## Data provided
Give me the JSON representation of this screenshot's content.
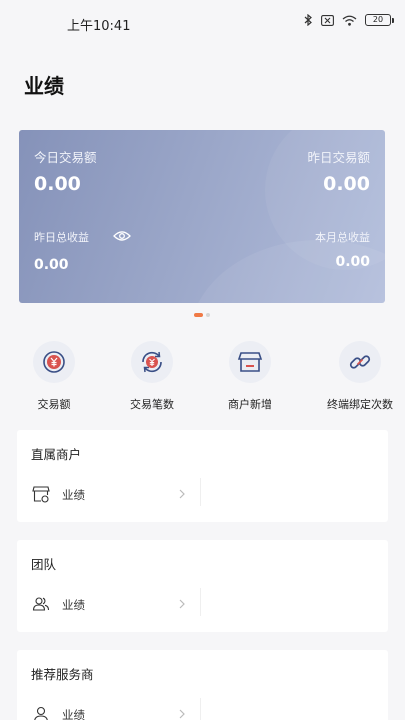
{
  "status_bar": {
    "time": "上午10:41",
    "battery": "20"
  },
  "page": {
    "title": "业绩"
  },
  "stats_card": {
    "today_label": "今日交易额",
    "today_value": "0.00",
    "yesterday_label": "昨日交易额",
    "yesterday_value": "0.00",
    "yesterday_income_label": "昨日总收益",
    "yesterday_income_value": "0.00",
    "month_income_label": "本月总收益",
    "month_income_value": "0.00"
  },
  "pager": {
    "count": 2,
    "active": 0
  },
  "shortcuts": [
    {
      "label": "交易额",
      "icon": "yen-circle-icon"
    },
    {
      "label": "交易笔数",
      "icon": "yen-refresh-icon"
    },
    {
      "label": "商户新增",
      "icon": "store-icon"
    },
    {
      "label": "终端绑定次数",
      "icon": "link-icon"
    }
  ],
  "sections": [
    {
      "title": "直属商户",
      "row_label": "业绩",
      "icon": "store-outline-icon"
    },
    {
      "title": "团队",
      "row_label": "业绩",
      "icon": "team-icon"
    },
    {
      "title": "推荐服务商",
      "row_label": "业绩",
      "icon": "person-icon"
    }
  ],
  "colors": {
    "accent": "#f07a46",
    "card_start": "#8592b9",
    "card_end": "#b3bedc",
    "icon_red": "#d9534f",
    "icon_blue": "#3a4f86"
  }
}
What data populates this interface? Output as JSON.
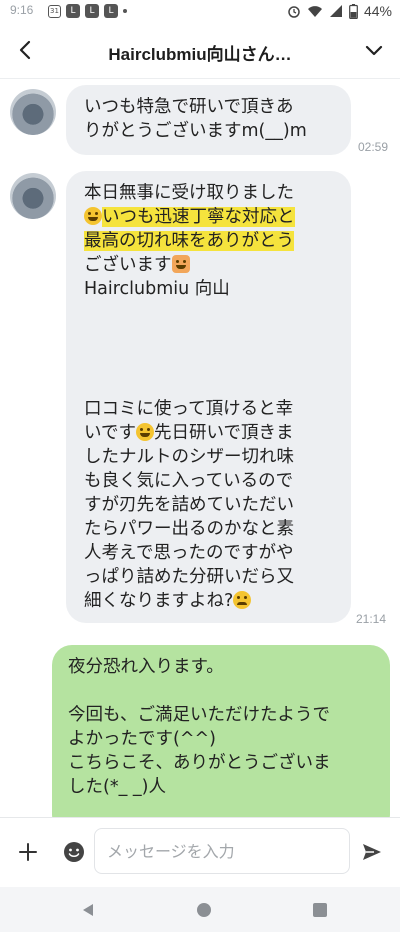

## Exercise instructions
Say how many lines contain the string "store", giving nothing but the count.

## Task result
2